• **Task requirements**: Edit the items below so that every "waveform-bar" becomes "sound-bar", keeping everything else the same.

• **Collection entries**:

########################################

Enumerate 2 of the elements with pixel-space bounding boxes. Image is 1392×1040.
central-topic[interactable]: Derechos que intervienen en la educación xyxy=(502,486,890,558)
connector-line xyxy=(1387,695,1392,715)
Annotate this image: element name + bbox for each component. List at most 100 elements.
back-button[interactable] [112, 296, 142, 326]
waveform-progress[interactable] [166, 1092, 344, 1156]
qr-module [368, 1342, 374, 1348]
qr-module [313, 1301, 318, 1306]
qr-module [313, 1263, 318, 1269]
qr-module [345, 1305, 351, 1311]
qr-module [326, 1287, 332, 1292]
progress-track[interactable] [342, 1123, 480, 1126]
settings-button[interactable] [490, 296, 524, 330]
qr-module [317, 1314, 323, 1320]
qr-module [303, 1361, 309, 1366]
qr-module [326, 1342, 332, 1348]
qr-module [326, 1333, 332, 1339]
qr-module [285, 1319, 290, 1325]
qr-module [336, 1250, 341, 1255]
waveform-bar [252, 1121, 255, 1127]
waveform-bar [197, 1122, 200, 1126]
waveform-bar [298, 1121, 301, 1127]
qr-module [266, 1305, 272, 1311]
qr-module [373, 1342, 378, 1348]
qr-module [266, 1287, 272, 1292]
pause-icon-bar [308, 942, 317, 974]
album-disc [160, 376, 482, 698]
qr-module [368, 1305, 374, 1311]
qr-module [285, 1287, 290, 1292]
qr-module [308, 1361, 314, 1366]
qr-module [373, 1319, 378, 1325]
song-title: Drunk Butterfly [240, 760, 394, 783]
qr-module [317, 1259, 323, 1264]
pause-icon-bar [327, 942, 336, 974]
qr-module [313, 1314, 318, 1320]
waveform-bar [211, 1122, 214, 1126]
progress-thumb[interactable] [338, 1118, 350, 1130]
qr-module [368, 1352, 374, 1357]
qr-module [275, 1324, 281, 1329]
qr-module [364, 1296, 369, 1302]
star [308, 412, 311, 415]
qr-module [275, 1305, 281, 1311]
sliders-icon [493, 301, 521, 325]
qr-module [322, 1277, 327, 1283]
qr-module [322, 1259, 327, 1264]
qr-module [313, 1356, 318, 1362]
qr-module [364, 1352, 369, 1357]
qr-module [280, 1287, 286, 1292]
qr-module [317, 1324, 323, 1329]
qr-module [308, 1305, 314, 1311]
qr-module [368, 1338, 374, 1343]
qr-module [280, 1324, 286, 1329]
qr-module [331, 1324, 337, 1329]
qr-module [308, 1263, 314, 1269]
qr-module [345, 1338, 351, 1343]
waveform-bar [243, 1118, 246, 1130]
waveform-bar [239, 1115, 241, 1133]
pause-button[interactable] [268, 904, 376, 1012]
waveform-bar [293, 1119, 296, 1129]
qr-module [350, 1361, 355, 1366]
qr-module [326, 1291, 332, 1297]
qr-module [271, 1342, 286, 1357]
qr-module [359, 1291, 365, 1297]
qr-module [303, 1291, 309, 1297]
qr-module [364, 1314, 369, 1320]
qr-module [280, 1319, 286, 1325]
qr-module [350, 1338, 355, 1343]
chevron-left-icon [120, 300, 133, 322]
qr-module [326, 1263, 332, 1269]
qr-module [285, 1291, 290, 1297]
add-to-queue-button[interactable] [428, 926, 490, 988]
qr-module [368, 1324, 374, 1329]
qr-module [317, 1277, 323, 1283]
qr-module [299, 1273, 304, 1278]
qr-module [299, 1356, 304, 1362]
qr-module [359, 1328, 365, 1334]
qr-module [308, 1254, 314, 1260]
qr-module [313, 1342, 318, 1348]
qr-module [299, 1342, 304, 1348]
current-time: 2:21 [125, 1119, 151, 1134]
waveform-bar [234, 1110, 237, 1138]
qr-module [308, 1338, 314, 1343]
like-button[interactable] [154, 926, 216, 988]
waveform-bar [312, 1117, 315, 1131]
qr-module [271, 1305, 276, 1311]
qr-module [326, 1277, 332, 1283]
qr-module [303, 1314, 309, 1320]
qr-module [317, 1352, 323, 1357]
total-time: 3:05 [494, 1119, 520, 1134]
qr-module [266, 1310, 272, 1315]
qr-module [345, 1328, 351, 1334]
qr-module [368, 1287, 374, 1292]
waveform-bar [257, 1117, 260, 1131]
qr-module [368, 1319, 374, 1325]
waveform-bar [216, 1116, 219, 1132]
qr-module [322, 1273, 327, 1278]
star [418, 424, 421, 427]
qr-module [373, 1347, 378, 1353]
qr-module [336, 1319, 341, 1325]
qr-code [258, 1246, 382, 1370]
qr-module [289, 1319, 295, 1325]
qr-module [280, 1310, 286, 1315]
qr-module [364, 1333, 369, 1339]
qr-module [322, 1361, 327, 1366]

########################################

• **Response**:
Enumerate 2 of the elements with pixel-space bounding boxes. Image is 1392×1040.
central-topic[interactable]: Derechos que intervienen en la educación xyxy=(502,486,890,558)
connector-line xyxy=(1387,695,1392,715)
Annotate this image: element name + bbox for each component. List at most 100 elements.
back-button[interactable] [112, 296, 142, 326]
waveform-progress[interactable] [166, 1092, 344, 1156]
qr-module [368, 1342, 374, 1348]
qr-module [313, 1301, 318, 1306]
qr-module [313, 1263, 318, 1269]
qr-module [345, 1305, 351, 1311]
qr-module [326, 1287, 332, 1292]
progress-track[interactable] [342, 1123, 480, 1126]
settings-button[interactable] [490, 296, 524, 330]
qr-module [317, 1314, 323, 1320]
qr-module [303, 1361, 309, 1366]
qr-module [326, 1342, 332, 1348]
qr-module [326, 1333, 332, 1339]
qr-module [285, 1319, 290, 1325]
qr-module [336, 1250, 341, 1255]
sound-bar [252, 1121, 255, 1127]
sound-bar [197, 1122, 200, 1126]
sound-bar [298, 1121, 301, 1127]
qr-module [266, 1305, 272, 1311]
qr-module [373, 1342, 378, 1348]
qr-module [266, 1287, 272, 1292]
pause-icon-bar [308, 942, 317, 974]
album-disc [160, 376, 482, 698]
qr-module [368, 1305, 374, 1311]
qr-module [285, 1287, 290, 1292]
qr-module [308, 1361, 314, 1366]
qr-module [373, 1319, 378, 1325]
song-title: Drunk Butterfly [240, 760, 394, 783]
qr-module [317, 1259, 323, 1264]
pause-icon-bar [327, 942, 336, 974]
qr-module [313, 1314, 318, 1320]
sound-bar [211, 1122, 214, 1126]
progress-thumb[interactable] [338, 1118, 350, 1130]
qr-module [368, 1352, 374, 1357]
qr-module [275, 1324, 281, 1329]
qr-module [364, 1296, 369, 1302]
star [308, 412, 311, 415]
qr-module [275, 1305, 281, 1311]
sliders-icon [493, 301, 521, 325]
qr-module [322, 1277, 327, 1283]
qr-module [322, 1259, 327, 1264]
qr-module [313, 1356, 318, 1362]
qr-module [364, 1352, 369, 1357]
qr-module [280, 1287, 286, 1292]
qr-module [317, 1324, 323, 1329]
qr-module [308, 1305, 314, 1311]
qr-module [368, 1338, 374, 1343]
qr-module [280, 1324, 286, 1329]
qr-module [331, 1324, 337, 1329]
qr-module [308, 1263, 314, 1269]
qr-module [345, 1338, 351, 1343]
sound-bar [243, 1118, 246, 1130]
sound-bar [239, 1115, 241, 1133]
pause-button[interactable] [268, 904, 376, 1012]
sound-bar [293, 1119, 296, 1129]
qr-module [350, 1361, 355, 1366]
qr-module [326, 1291, 332, 1297]
qr-module [271, 1342, 286, 1357]
qr-module [359, 1291, 365, 1297]
qr-module [303, 1291, 309, 1297]
qr-module [364, 1314, 369, 1320]
qr-module [280, 1319, 286, 1325]
qr-module [350, 1338, 355, 1343]
chevron-left-icon [120, 300, 133, 322]
qr-module [326, 1263, 332, 1269]
qr-module [285, 1291, 290, 1297]
add-to-queue-button[interactable] [428, 926, 490, 988]
qr-module [368, 1324, 374, 1329]
qr-module [317, 1277, 323, 1283]
qr-module [299, 1273, 304, 1278]
qr-module [299, 1356, 304, 1362]
qr-module [359, 1328, 365, 1334]
qr-module [308, 1254, 314, 1260]
qr-module [313, 1342, 318, 1348]
qr-module [299, 1342, 304, 1348]
current-time: 2:21 [125, 1119, 151, 1134]
sound-bar [234, 1110, 237, 1138]
qr-module [308, 1338, 314, 1343]
like-button[interactable] [154, 926, 216, 988]
sound-bar [312, 1117, 315, 1131]
qr-module [271, 1305, 276, 1311]
qr-module [326, 1277, 332, 1283]
qr-module [303, 1314, 309, 1320]
qr-module [317, 1352, 323, 1357]
total-time: 3:05 [494, 1119, 520, 1134]
qr-module [266, 1310, 272, 1315]
qr-module [345, 1328, 351, 1334]
qr-module [368, 1287, 374, 1292]
sound-bar [257, 1117, 260, 1131]
qr-module [368, 1319, 374, 1325]
sound-bar [216, 1116, 219, 1132]
qr-module [322, 1273, 327, 1278]
star [418, 424, 421, 427]
qr-module [373, 1347, 378, 1353]
qr-module [336, 1319, 341, 1325]
qr-code [258, 1246, 382, 1370]
qr-module [289, 1319, 295, 1325]
qr-module [280, 1310, 286, 1315]
qr-module [364, 1333, 369, 1339]
qr-module [322, 1361, 327, 1366]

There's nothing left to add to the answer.